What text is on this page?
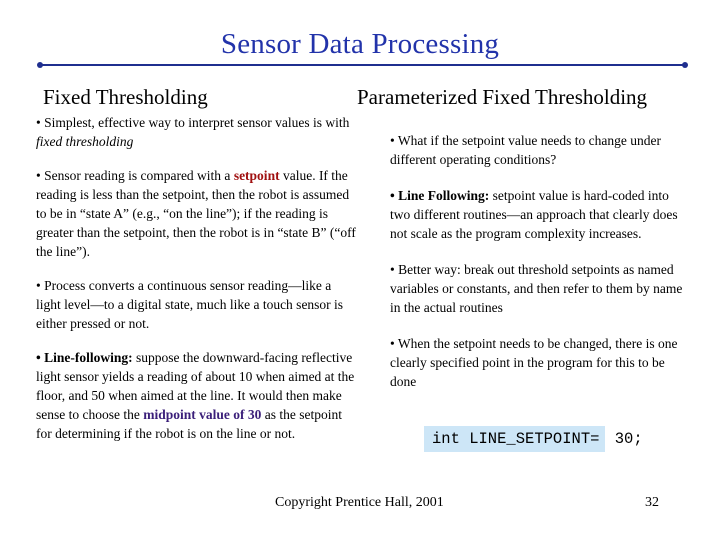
Sensor Data Processing
Fixed Thresholding	Parameterized Fixed Thresholding

• Simplest, effective way to interpret sensor values is with fixed thresholding

• Sensor reading is compared with a setpoint value. If the reading is less than the setpoint, then the robot is assumed to be in “state A” (e.g., “on the line”); if the reading is greater than the setpoint, then the robot is in “state B” (“off the line”).

• Process converts a continuous sensor reading—like a light level—to a digital state, much like a touch sensor is either pressed or not.

• Line-following: suppose the downward-facing reflective light sensor yields a reading of about 10 when aimed at the floor, and 50 when aimed at the line. It would then make sense to choose the midpoint value of 30 as the setpoint for determining if the robot is on the line or not.

• What if the setpoint value needs to change under different operating conditions?

• Line Following: setpoint value is hard-coded into two different routines—an approach that clearly does not scale as the program complexity increases.

• Better way: break out threshold setpoints as named variables or constants, and then refer to them by name in the actual routines

• When the setpoint needs to be changed, there is one clearly specified point in the program for this to be done

int LINE_SETPOINT= 30;
Copyright Prentice Hall, 2001	32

**YOUR INSTRUCTIONS**
How many of the lines above hold the word "needs"? Give only that number.

**WRITTEN SOLUTION**
2